● WHAT YOU HAVE TO DO
Images excluded, repeat each entry below exactly.

● ● ● ● ●

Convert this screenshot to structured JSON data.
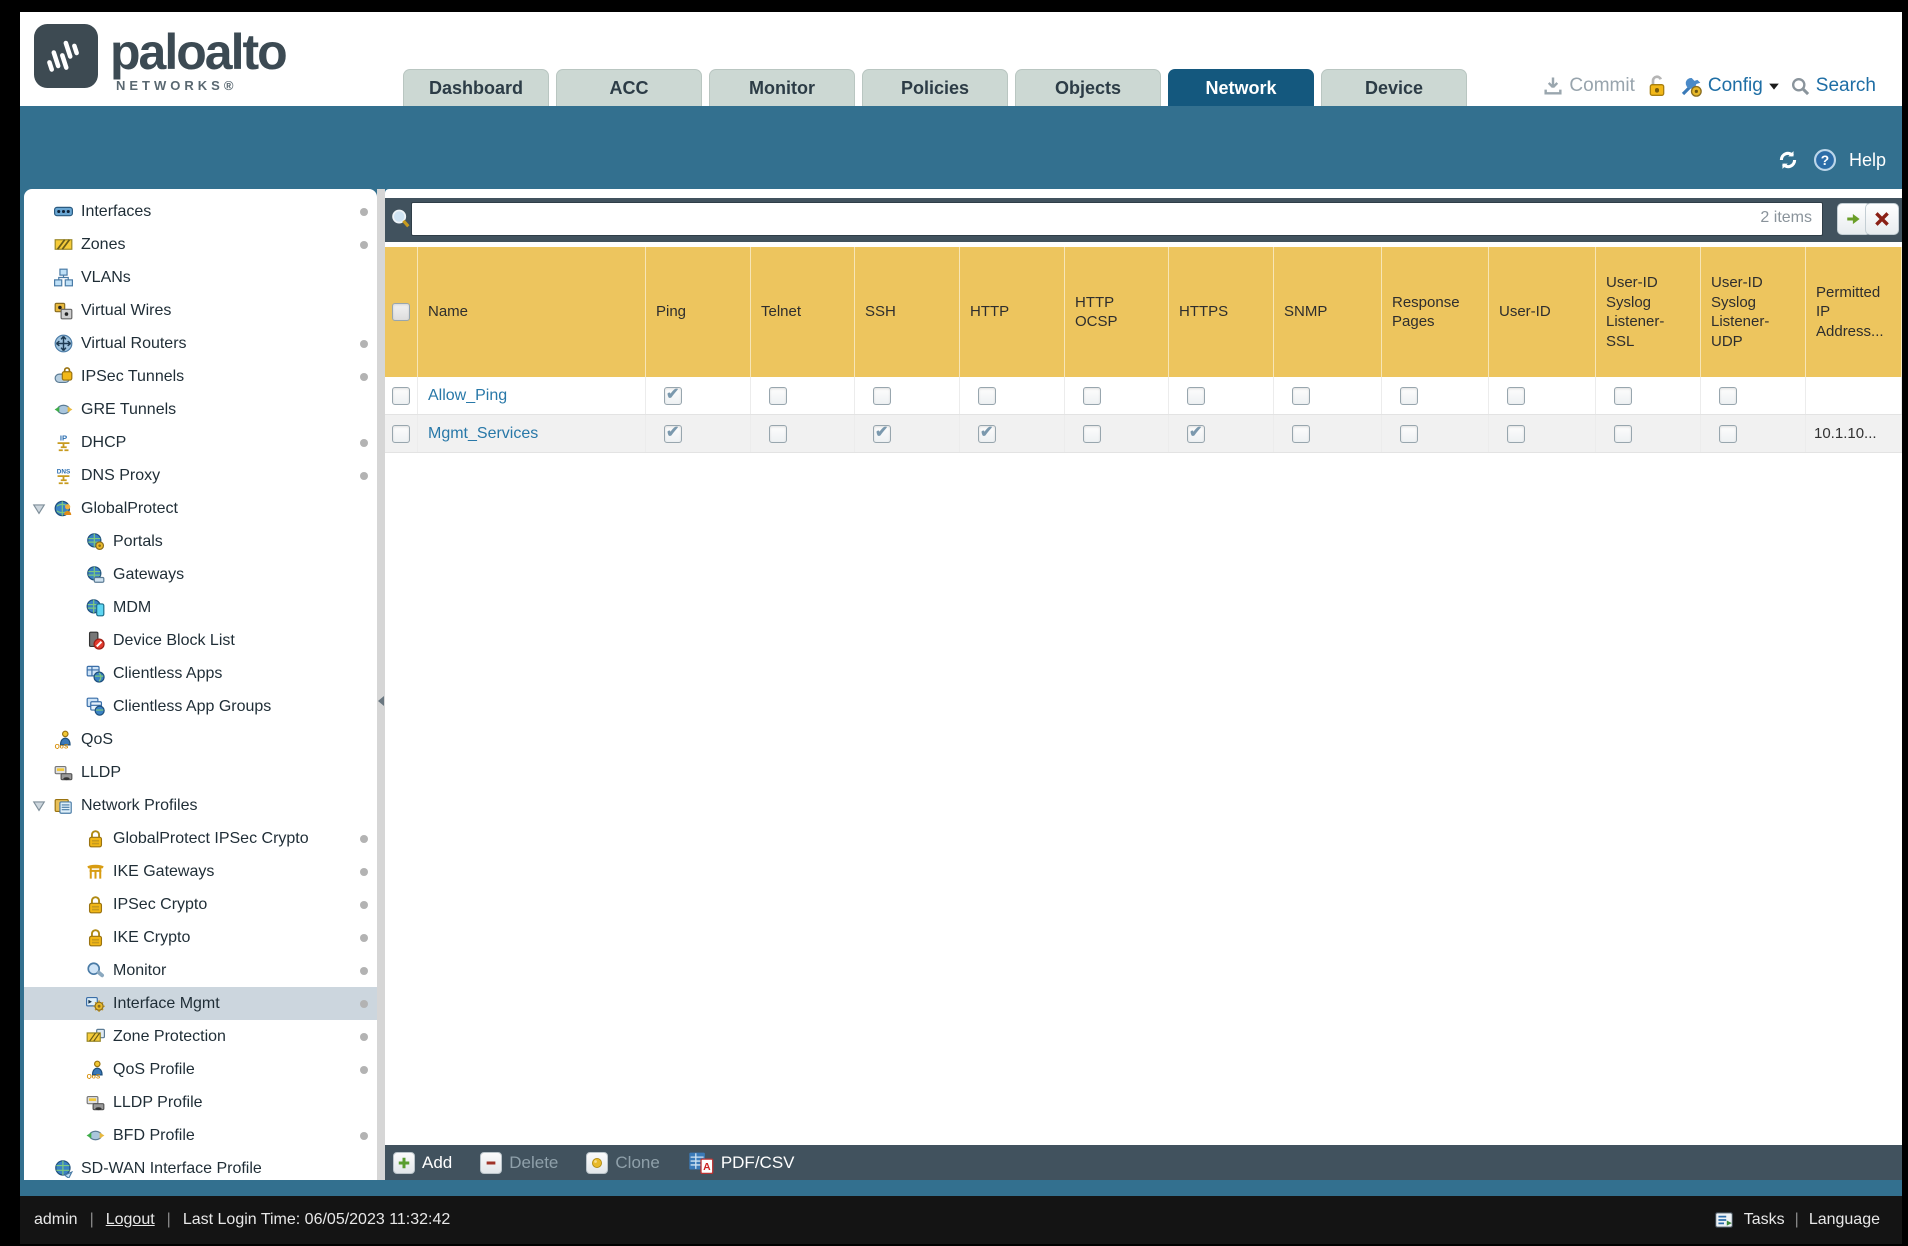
{
  "header": {
    "logo": {
      "text": "paloalto",
      "subtext": "NETWORKS®"
    },
    "tabs": [
      "Dashboard",
      "ACC",
      "Monitor",
      "Policies",
      "Objects",
      "Network",
      "Device"
    ],
    "active_tab": "Network",
    "actions": {
      "commit": "Commit",
      "config": "Config",
      "search": "Search"
    }
  },
  "band": {
    "help_label": "Help"
  },
  "sidebar": {
    "items": [
      {
        "label": "Interfaces",
        "icon": "interfaces-icon",
        "level": 0,
        "dot": true
      },
      {
        "label": "Zones",
        "icon": "zones-icon",
        "level": 0,
        "dot": true
      },
      {
        "label": "VLANs",
        "icon": "vlans-icon",
        "level": 0,
        "dot": false
      },
      {
        "label": "Virtual Wires",
        "icon": "virtual-wires-icon",
        "level": 0,
        "dot": false
      },
      {
        "label": "Virtual Routers",
        "icon": "virtual-routers-icon",
        "level": 0,
        "dot": true
      },
      {
        "label": "IPSec Tunnels",
        "icon": "ipsec-tunnels-icon",
        "level": 0,
        "dot": true
      },
      {
        "label": "GRE Tunnels",
        "icon": "gre-tunnels-icon",
        "level": 0,
        "dot": false
      },
      {
        "label": "DHCP",
        "icon": "dhcp-icon",
        "level": 0,
        "dot": true
      },
      {
        "label": "DNS Proxy",
        "icon": "dns-proxy-icon",
        "level": 0,
        "dot": true
      },
      {
        "label": "GlobalProtect",
        "icon": "globalprotect-icon",
        "level": 0,
        "dot": false,
        "expanded": true
      },
      {
        "label": "Portals",
        "icon": "portals-icon",
        "level": 1,
        "dot": false
      },
      {
        "label": "Gateways",
        "icon": "gateways-icon",
        "level": 1,
        "dot": false
      },
      {
        "label": "MDM",
        "icon": "mdm-icon",
        "level": 1,
        "dot": false
      },
      {
        "label": "Device Block List",
        "icon": "device-block-list-icon",
        "level": 1,
        "dot": false
      },
      {
        "label": "Clientless Apps",
        "icon": "clientless-apps-icon",
        "level": 1,
        "dot": false
      },
      {
        "label": "Clientless App Groups",
        "icon": "clientless-app-groups-icon",
        "level": 1,
        "dot": false
      },
      {
        "label": "QoS",
        "icon": "qos-icon",
        "level": 0,
        "dot": false
      },
      {
        "label": "LLDP",
        "icon": "lldp-icon",
        "level": 0,
        "dot": false
      },
      {
        "label": "Network Profiles",
        "icon": "network-profiles-icon",
        "level": 0,
        "dot": false,
        "expanded": true
      },
      {
        "label": "GlobalProtect IPSec Crypto",
        "icon": "lock-icon",
        "level": 1,
        "dot": true
      },
      {
        "label": "IKE Gateways",
        "icon": "ike-gateways-icon",
        "level": 1,
        "dot": true
      },
      {
        "label": "IPSec Crypto",
        "icon": "lock-icon",
        "level": 1,
        "dot": true
      },
      {
        "label": "IKE Crypto",
        "icon": "lock-icon",
        "level": 1,
        "dot": true
      },
      {
        "label": "Monitor",
        "icon": "monitor-icon",
        "level": 1,
        "dot": true
      },
      {
        "label": "Interface Mgmt",
        "icon": "interface-mgmt-icon",
        "level": 1,
        "dot": true,
        "selected": true
      },
      {
        "label": "Zone Protection",
        "icon": "zone-protection-icon",
        "level": 1,
        "dot": true
      },
      {
        "label": "QoS Profile",
        "icon": "qos-icon",
        "level": 1,
        "dot": true
      },
      {
        "label": "LLDP Profile",
        "icon": "lldp-icon",
        "level": 1,
        "dot": false
      },
      {
        "label": "BFD Profile",
        "icon": "bfd-profile-icon",
        "level": 1,
        "dot": true
      },
      {
        "label": "SD-WAN Interface Profile",
        "icon": "sd-wan-icon",
        "level": 0,
        "dot": false
      }
    ]
  },
  "search": {
    "value": "",
    "items_count": "2 items"
  },
  "table": {
    "columns": [
      {
        "id": "select",
        "label": "",
        "type": "checkbox"
      },
      {
        "id": "name",
        "label": "Name",
        "type": "link"
      },
      {
        "id": "ping",
        "label": "Ping",
        "type": "check"
      },
      {
        "id": "telnet",
        "label": "Telnet",
        "type": "check"
      },
      {
        "id": "ssh",
        "label": "SSH",
        "type": "check"
      },
      {
        "id": "http",
        "label": "HTTP",
        "type": "check"
      },
      {
        "id": "http_ocsp",
        "label": "HTTP OCSP",
        "type": "check"
      },
      {
        "id": "https",
        "label": "HTTPS",
        "type": "check"
      },
      {
        "id": "snmp",
        "label": "SNMP",
        "type": "check"
      },
      {
        "id": "response_pages",
        "label": "Response Pages",
        "type": "check"
      },
      {
        "id": "user_id",
        "label": "User-ID",
        "type": "check"
      },
      {
        "id": "user_id_syslog_ssl",
        "label": "User-ID Syslog Listener-SSL",
        "type": "check"
      },
      {
        "id": "user_id_syslog_udp",
        "label": "User-ID Syslog Listener-UDP",
        "type": "check"
      },
      {
        "id": "permitted_ip",
        "label": "Permitted IP Address...",
        "type": "text"
      }
    ],
    "rows": [
      {
        "name": "Allow_Ping",
        "ping": true,
        "telnet": false,
        "ssh": false,
        "http": false,
        "http_ocsp": false,
        "https": false,
        "snmp": false,
        "response_pages": false,
        "user_id": false,
        "user_id_syslog_ssl": false,
        "user_id_syslog_udp": false,
        "permitted_ip": ""
      },
      {
        "name": "Mgmt_Services",
        "ping": true,
        "telnet": false,
        "ssh": true,
        "http": true,
        "http_ocsp": false,
        "https": true,
        "snmp": false,
        "response_pages": false,
        "user_id": false,
        "user_id_syslog_ssl": false,
        "user_id_syslog_udp": false,
        "permitted_ip": "10.1.10..."
      }
    ]
  },
  "toolbar": {
    "buttons": [
      {
        "id": "add",
        "label": "Add",
        "icon": "add-icon",
        "enabled": true
      },
      {
        "id": "delete",
        "label": "Delete",
        "icon": "delete-icon",
        "enabled": false
      },
      {
        "id": "clone",
        "label": "Clone",
        "icon": "clone-icon",
        "enabled": false
      },
      {
        "id": "pdfcsv",
        "label": "PDF/CSV",
        "icon": "pdf-csv-icon",
        "enabled": true
      }
    ]
  },
  "footer": {
    "user": "admin",
    "separator": "|",
    "logout": "Logout",
    "last_login": "Last Login Time: 06/05/2023 11:32:42",
    "tasks": "Tasks",
    "language": "Language"
  },
  "colors": {
    "teal_band": "#33708f",
    "slate_strip": "#41525e",
    "table_header_gold": "#edc55e",
    "active_tab": "#14587e",
    "link_blue": "#2878a8",
    "footer_bg": "#141414"
  }
}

● ● ● ● ●

● SOLUTION TO THE PROBLEM
Convert this screenshot to structured JSON data.
{
  "header": {
    "logo": {
      "text": "paloalto",
      "subtext": "NETWORKS®"
    },
    "tabs": [
      "Dashboard",
      "ACC",
      "Monitor",
      "Policies",
      "Objects",
      "Network",
      "Device"
    ],
    "active_tab": "Network",
    "actions": {
      "commit": "Commit",
      "config": "Config",
      "search": "Search"
    }
  },
  "band": {
    "help_label": "Help"
  },
  "sidebar": {
    "items": [
      {
        "label": "Interfaces",
        "icon": "interfaces-icon",
        "level": 0,
        "dot": true
      },
      {
        "label": "Zones",
        "icon": "zones-icon",
        "level": 0,
        "dot": true
      },
      {
        "label": "VLANs",
        "icon": "vlans-icon",
        "level": 0,
        "dot": false
      },
      {
        "label": "Virtual Wires",
        "icon": "virtual-wires-icon",
        "level": 0,
        "dot": false
      },
      {
        "label": "Virtual Routers",
        "icon": "virtual-routers-icon",
        "level": 0,
        "dot": true
      },
      {
        "label": "IPSec Tunnels",
        "icon": "ipsec-tunnels-icon",
        "level": 0,
        "dot": true
      },
      {
        "label": "GRE Tunnels",
        "icon": "gre-tunnels-icon",
        "level": 0,
        "dot": false
      },
      {
        "label": "DHCP",
        "icon": "dhcp-icon",
        "level": 0,
        "dot": true
      },
      {
        "label": "DNS Proxy",
        "icon": "dns-proxy-icon",
        "level": 0,
        "dot": true
      },
      {
        "label": "GlobalProtect",
        "icon": "globalprotect-icon",
        "level": 0,
        "dot": false,
        "expanded": true
      },
      {
        "label": "Portals",
        "icon": "portals-icon",
        "level": 1,
        "dot": false
      },
      {
        "label": "Gateways",
        "icon": "gateways-icon",
        "level": 1,
        "dot": false
      },
      {
        "label": "MDM",
        "icon": "mdm-icon",
        "level": 1,
        "dot": false
      },
      {
        "label": "Device Block List",
        "icon": "device-block-list-icon",
        "level": 1,
        "dot": false
      },
      {
        "label": "Clientless Apps",
        "icon": "clientless-apps-icon",
        "level": 1,
        "dot": false
      },
      {
        "label": "Clientless App Groups",
        "icon": "clientless-app-groups-icon",
        "level": 1,
        "dot": false
      },
      {
        "label": "QoS",
        "icon": "qos-icon",
        "level": 0,
        "dot": false
      },
      {
        "label": "LLDP",
        "icon": "lldp-icon",
        "level": 0,
        "dot": false
      },
      {
        "label": "Network Profiles",
        "icon": "network-profiles-icon",
        "level": 0,
        "dot": false,
        "expanded": true
      },
      {
        "label": "GlobalProtect IPSec Crypto",
        "icon": "lock-icon",
        "level": 1,
        "dot": true
      },
      {
        "label": "IKE Gateways",
        "icon": "ike-gateways-icon",
        "level": 1,
        "dot": true
      },
      {
        "label": "IPSec Crypto",
        "icon": "lock-icon",
        "level": 1,
        "dot": true
      },
      {
        "label": "IKE Crypto",
        "icon": "lock-icon",
        "level": 1,
        "dot": true
      },
      {
        "label": "Monitor",
        "icon": "monitor-icon",
        "level": 1,
        "dot": true
      },
      {
        "label": "Interface Mgmt",
        "icon": "interface-mgmt-icon",
        "level": 1,
        "dot": true,
        "selected": true
      },
      {
        "label": "Zone Protection",
        "icon": "zone-protection-icon",
        "level": 1,
        "dot": true
      },
      {
        "label": "QoS Profile",
        "icon": "qos-icon",
        "level": 1,
        "dot": true
      },
      {
        "label": "LLDP Profile",
        "icon": "lldp-icon",
        "level": 1,
        "dot": false
      },
      {
        "label": "BFD Profile",
        "icon": "bfd-profile-icon",
        "level": 1,
        "dot": true
      },
      {
        "label": "SD-WAN Interface Profile",
        "icon": "sd-wan-icon",
        "level": 0,
        "dot": false
      }
    ]
  },
  "search": {
    "value": "",
    "items_count": "2 items"
  },
  "table": {
    "columns": [
      {
        "id": "select",
        "label": "",
        "type": "checkbox"
      },
      {
        "id": "name",
        "label": "Name",
        "type": "link"
      },
      {
        "id": "ping",
        "label": "Ping",
        "type": "check"
      },
      {
        "id": "telnet",
        "label": "Telnet",
        "type": "check"
      },
      {
        "id": "ssh",
        "label": "SSH",
        "type": "check"
      },
      {
        "id": "http",
        "label": "HTTP",
        "type": "check"
      },
      {
        "id": "http_ocsp",
        "label": "HTTP OCSP",
        "type": "check"
      },
      {
        "id": "https",
        "label": "HTTPS",
        "type": "check"
      },
      {
        "id": "snmp",
        "label": "SNMP",
        "type": "check"
      },
      {
        "id": "response_pages",
        "label": "Response Pages",
        "type": "check"
      },
      {
        "id": "user_id",
        "label": "User-ID",
        "type": "check"
      },
      {
        "id": "user_id_syslog_ssl",
        "label": "User-ID Syslog Listener-SSL",
        "type": "check"
      },
      {
        "id": "user_id_syslog_udp",
        "label": "User-ID Syslog Listener-UDP",
        "type": "check"
      },
      {
        "id": "permitted_ip",
        "label": "Permitted IP Address...",
        "type": "text"
      }
    ],
    "rows": [
      {
        "name": "Allow_Ping",
        "ping": true,
        "telnet": false,
        "ssh": false,
        "http": false,
        "http_ocsp": false,
        "https": false,
        "snmp": false,
        "response_pages": false,
        "user_id": false,
        "user_id_syslog_ssl": false,
        "user_id_syslog_udp": false,
        "permitted_ip": ""
      },
      {
        "name": "Mgmt_Services",
        "ping": true,
        "telnet": false,
        "ssh": true,
        "http": true,
        "http_ocsp": false,
        "https": true,
        "snmp": false,
        "response_pages": false,
        "user_id": false,
        "user_id_syslog_ssl": false,
        "user_id_syslog_udp": false,
        "permitted_ip": "10.1.10..."
      }
    ]
  },
  "toolbar": {
    "buttons": [
      {
        "id": "add",
        "label": "Add",
        "icon": "add-icon",
        "enabled": true
      },
      {
        "id": "delete",
        "label": "Delete",
        "icon": "delete-icon",
        "enabled": false
      },
      {
        "id": "clone",
        "label": "Clone",
        "icon": "clone-icon",
        "enabled": false
      },
      {
        "id": "pdfcsv",
        "label": "PDF/CSV",
        "icon": "pdf-csv-icon",
        "enabled": true
      }
    ]
  },
  "footer": {
    "user": "admin",
    "separator": "|",
    "logout": "Logout",
    "last_login": "Last Login Time: 06/05/2023 11:32:42",
    "tasks": "Tasks",
    "language": "Language"
  },
  "colors": {
    "teal_band": "#33708f",
    "slate_strip": "#41525e",
    "table_header_gold": "#edc55e",
    "active_tab": "#14587e",
    "link_blue": "#2878a8",
    "footer_bg": "#141414"
  }
}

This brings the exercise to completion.